→ Work to do
Leave out the images and repeat the listing below without a single change.

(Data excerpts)
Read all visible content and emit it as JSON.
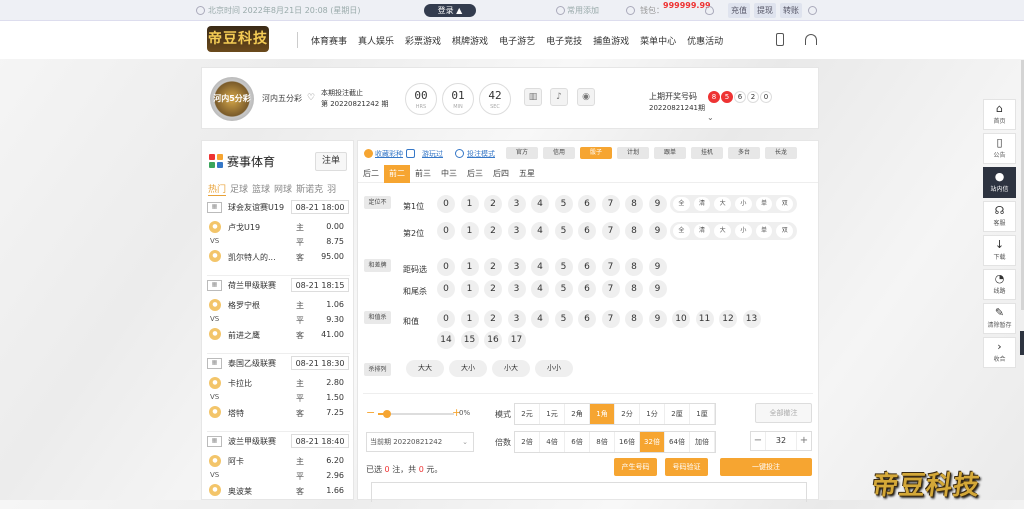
{
  "topbar": {
    "time": "北京时间 2022年8月21日 20:08 (星期日)",
    "login": "登录",
    "favorite": "常用添加",
    "balance_label": "钱包：",
    "balance": "999999.99",
    "buttons": [
      "充值",
      "提现",
      "转账"
    ]
  },
  "nav": {
    "logo": "帝豆科技",
    "menu": [
      "体育赛事",
      "真人娱乐",
      "彩票游戏",
      "棋牌游戏",
      "电子游艺",
      "电子竞技",
      "捕鱼游戏",
      "菜单中心",
      "优惠活动"
    ]
  },
  "game": {
    "badge": "河内5分彩",
    "name": "河内五分彩",
    "cutoff_label": "本期投注截止",
    "cutoff_issue": "第 20220821242 期",
    "countdown": [
      {
        "value": "00",
        "unit": "HRS"
      },
      {
        "value": "01",
        "unit": "MIN"
      },
      {
        "value": "42",
        "unit": "SEC"
      }
    ],
    "last_label": "上期开奖号码",
    "last_issue": "20220821241期",
    "last_numbers": [
      "8",
      "5",
      "6",
      "2",
      "0"
    ],
    "last_numbers_red": 2
  },
  "sports": {
    "title": "赛事体育",
    "register": "注单",
    "tabs": [
      "热门",
      "足球",
      "篮球",
      "网球",
      "斯诺克",
      "羽"
    ],
    "matches": [
      {
        "league": "球会友谊赛U19",
        "date": "08-21 18:00",
        "home": "卢戈U19",
        "away": "凯尔特人的...",
        "odds": [
          {
            "l": "主",
            "v": "0.00"
          },
          {
            "l": "平",
            "v": "8.75"
          },
          {
            "l": "客",
            "v": "95.00"
          }
        ]
      },
      {
        "league": "荷兰甲级联赛",
        "date": "08-21 18:15",
        "home": "格罗宁根",
        "away": "前进之鹰",
        "odds": [
          {
            "l": "主",
            "v": "1.06"
          },
          {
            "l": "平",
            "v": "9.30"
          },
          {
            "l": "客",
            "v": "41.00"
          }
        ]
      },
      {
        "league": "泰国乙级联赛",
        "date": "08-21 18:30",
        "home": "卡拉比",
        "away": "塔特",
        "odds": [
          {
            "l": "主",
            "v": "2.80"
          },
          {
            "l": "平",
            "v": "1.50"
          },
          {
            "l": "客",
            "v": "7.25"
          }
        ]
      },
      {
        "league": "波兰甲级联赛",
        "date": "08-21 18:40",
        "home": "阿卡",
        "away": "奥波莱",
        "odds": [
          {
            "l": "主",
            "v": "6.20"
          },
          {
            "l": "平",
            "v": "2.96"
          },
          {
            "l": "客",
            "v": "1.66"
          }
        ]
      }
    ]
  },
  "bet": {
    "links": [
      "收藏彩种",
      "游玩过",
      "投注模式"
    ],
    "modes": [
      "官方",
      "信用",
      "骰子",
      "计划",
      "跟单",
      "挂机",
      "多台",
      "长龙"
    ],
    "mode_active": 2,
    "tabs": [
      "后二",
      "前二",
      "前三",
      "中三",
      "后三",
      "后四",
      "五星"
    ],
    "tab_active": 1,
    "rows": [
      {
        "group": "定位不",
        "name": "第1位",
        "nums": [
          "0",
          "1",
          "2",
          "3",
          "4",
          "5",
          "6",
          "7",
          "8",
          "9"
        ]
      },
      {
        "group": "",
        "name": "第2位",
        "nums": [
          "0",
          "1",
          "2",
          "3",
          "4",
          "5",
          "6",
          "7",
          "8",
          "9"
        ]
      },
      {
        "group": "和差牌",
        "name": "距码选",
        "nums": [
          "0",
          "1",
          "2",
          "3",
          "4",
          "5",
          "6",
          "7",
          "8",
          "9"
        ]
      },
      {
        "group": "",
        "name": "和尾杀",
        "nums": [
          "0",
          "1",
          "2",
          "3",
          "4",
          "5",
          "6",
          "7",
          "8",
          "9"
        ]
      },
      {
        "group": "和值杀",
        "name": "和值",
        "nums": [
          "0",
          "1",
          "2",
          "3",
          "4",
          "5",
          "6",
          "7",
          "8",
          "9",
          "10",
          "11",
          "12",
          "13",
          "14",
          "15",
          "16",
          "17"
        ]
      }
    ],
    "quick": [
      "全",
      "清",
      "大",
      "小",
      "单",
      "双"
    ],
    "pill_group": "杀排列",
    "pills": [
      "大大",
      "大小",
      "小大",
      "小小"
    ],
    "slider_value": "0%",
    "mode_label": "模式",
    "modes_unit": [
      "2元",
      "1元",
      "2角",
      "1角",
      "2分",
      "1分",
      "2厘",
      "1厘"
    ],
    "unit_active": 3,
    "multiple_label": "倍数",
    "multiples": [
      "2倍",
      "4倍",
      "6倍",
      "8倍",
      "16倍",
      "32倍",
      "64倍",
      "加倍"
    ],
    "multiple_active": 5,
    "cancel_all": "全部撤注",
    "issue": "当前期 20220821242",
    "qty": "32",
    "summary_a": "已选",
    "summary_b": "注，共",
    "summary_c": "元。",
    "summary_count": "0",
    "summary_total": "0",
    "buttons": [
      "产生号码",
      "号码验证",
      "一键投注"
    ],
    "watermark": "帝豆科技"
  },
  "rail": [
    {
      "label": "首页",
      "icon": "⌂"
    },
    {
      "label": "公告",
      "icon": "▯"
    },
    {
      "label": "站内信",
      "icon": "●"
    },
    {
      "label": "客服",
      "icon": "☊"
    },
    {
      "label": "下载",
      "icon": "↓"
    },
    {
      "label": "线路",
      "icon": "◔"
    },
    {
      "label": "清除暂存",
      "icon": "✎"
    },
    {
      "label": "收合",
      "icon": "›"
    }
  ]
}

→ Solution for this exercise
Read all visible content and emit it as JSON.
{
  "topbar": {
    "time": "北京时间 2022年8月21日 20:08 (星期日)",
    "login": "登录",
    "favorite": "常用添加",
    "balance_label": "钱包：",
    "balance": "999999.99",
    "buttons": [
      "充值",
      "提现",
      "转账"
    ]
  },
  "nav": {
    "logo": "帝豆科技",
    "menu": [
      "体育赛事",
      "真人娱乐",
      "彩票游戏",
      "棋牌游戏",
      "电子游艺",
      "电子竞技",
      "捕鱼游戏",
      "菜单中心",
      "优惠活动"
    ]
  },
  "game": {
    "badge": "河内5分彩",
    "name": "河内五分彩",
    "cutoff_label": "本期投注截止",
    "cutoff_issue": "第 20220821242 期",
    "countdown": [
      {
        "value": "00",
        "unit": "HRS"
      },
      {
        "value": "01",
        "unit": "MIN"
      },
      {
        "value": "42",
        "unit": "SEC"
      }
    ],
    "last_label": "上期开奖号码",
    "last_issue": "20220821241期",
    "last_numbers": [
      "8",
      "5",
      "6",
      "2",
      "0"
    ],
    "last_numbers_red": 2
  },
  "sports": {
    "title": "赛事体育",
    "register": "注单",
    "tabs": [
      "热门",
      "足球",
      "篮球",
      "网球",
      "斯诺克",
      "羽"
    ],
    "matches": [
      {
        "league": "球会友谊赛U19",
        "date": "08-21 18:00",
        "home": "卢戈U19",
        "away": "凯尔特人的...",
        "odds": [
          {
            "l": "主",
            "v": "0.00"
          },
          {
            "l": "平",
            "v": "8.75"
          },
          {
            "l": "客",
            "v": "95.00"
          }
        ]
      },
      {
        "league": "荷兰甲级联赛",
        "date": "08-21 18:15",
        "home": "格罗宁根",
        "away": "前进之鹰",
        "odds": [
          {
            "l": "主",
            "v": "1.06"
          },
          {
            "l": "平",
            "v": "9.30"
          },
          {
            "l": "客",
            "v": "41.00"
          }
        ]
      },
      {
        "league": "泰国乙级联赛",
        "date": "08-21 18:30",
        "home": "卡拉比",
        "away": "塔特",
        "odds": [
          {
            "l": "主",
            "v": "2.80"
          },
          {
            "l": "平",
            "v": "1.50"
          },
          {
            "l": "客",
            "v": "7.25"
          }
        ]
      },
      {
        "league": "波兰甲级联赛",
        "date": "08-21 18:40",
        "home": "阿卡",
        "away": "奥波莱",
        "odds": [
          {
            "l": "主",
            "v": "6.20"
          },
          {
            "l": "平",
            "v": "2.96"
          },
          {
            "l": "客",
            "v": "1.66"
          }
        ]
      }
    ]
  },
  "bet": {
    "links": [
      "收藏彩种",
      "游玩过",
      "投注模式"
    ],
    "modes": [
      "官方",
      "信用",
      "骰子",
      "计划",
      "跟单",
      "挂机",
      "多台",
      "长龙"
    ],
    "mode_active": 2,
    "tabs": [
      "后二",
      "前二",
      "前三",
      "中三",
      "后三",
      "后四",
      "五星"
    ],
    "tab_active": 1,
    "rows": [
      {
        "group": "定位不",
        "name": "第1位",
        "nums": [
          "0",
          "1",
          "2",
          "3",
          "4",
          "5",
          "6",
          "7",
          "8",
          "9"
        ]
      },
      {
        "group": "",
        "name": "第2位",
        "nums": [
          "0",
          "1",
          "2",
          "3",
          "4",
          "5",
          "6",
          "7",
          "8",
          "9"
        ]
      },
      {
        "group": "和差牌",
        "name": "距码选",
        "nums": [
          "0",
          "1",
          "2",
          "3",
          "4",
          "5",
          "6",
          "7",
          "8",
          "9"
        ]
      },
      {
        "group": "",
        "name": "和尾杀",
        "nums": [
          "0",
          "1",
          "2",
          "3",
          "4",
          "5",
          "6",
          "7",
          "8",
          "9"
        ]
      },
      {
        "group": "和值杀",
        "name": "和值",
        "nums": [
          "0",
          "1",
          "2",
          "3",
          "4",
          "5",
          "6",
          "7",
          "8",
          "9",
          "10",
          "11",
          "12",
          "13",
          "14",
          "15",
          "16",
          "17"
        ]
      }
    ],
    "quick": [
      "全",
      "清",
      "大",
      "小",
      "单",
      "双"
    ],
    "pill_group": "杀排列",
    "pills": [
      "大大",
      "大小",
      "小大",
      "小小"
    ],
    "slider_value": "0%",
    "mode_label": "模式",
    "modes_unit": [
      "2元",
      "1元",
      "2角",
      "1角",
      "2分",
      "1分",
      "2厘",
      "1厘"
    ],
    "unit_active": 3,
    "multiple_label": "倍数",
    "multiples": [
      "2倍",
      "4倍",
      "6倍",
      "8倍",
      "16倍",
      "32倍",
      "64倍",
      "加倍"
    ],
    "multiple_active": 5,
    "cancel_all": "全部撤注",
    "issue": "当前期 20220821242",
    "qty": "32",
    "summary_a": "已选",
    "summary_b": "注，共",
    "summary_c": "元。",
    "summary_count": "0",
    "summary_total": "0",
    "buttons": [
      "产生号码",
      "号码验证",
      "一键投注"
    ],
    "watermark": "帝豆科技"
  },
  "rail": [
    {
      "label": "首页",
      "icon": "⌂"
    },
    {
      "label": "公告",
      "icon": "▯"
    },
    {
      "label": "站内信",
      "icon": "●"
    },
    {
      "label": "客服",
      "icon": "☊"
    },
    {
      "label": "下载",
      "icon": "↓"
    },
    {
      "label": "线路",
      "icon": "◔"
    },
    {
      "label": "清除暂存",
      "icon": "✎"
    },
    {
      "label": "收合",
      "icon": "›"
    }
  ]
}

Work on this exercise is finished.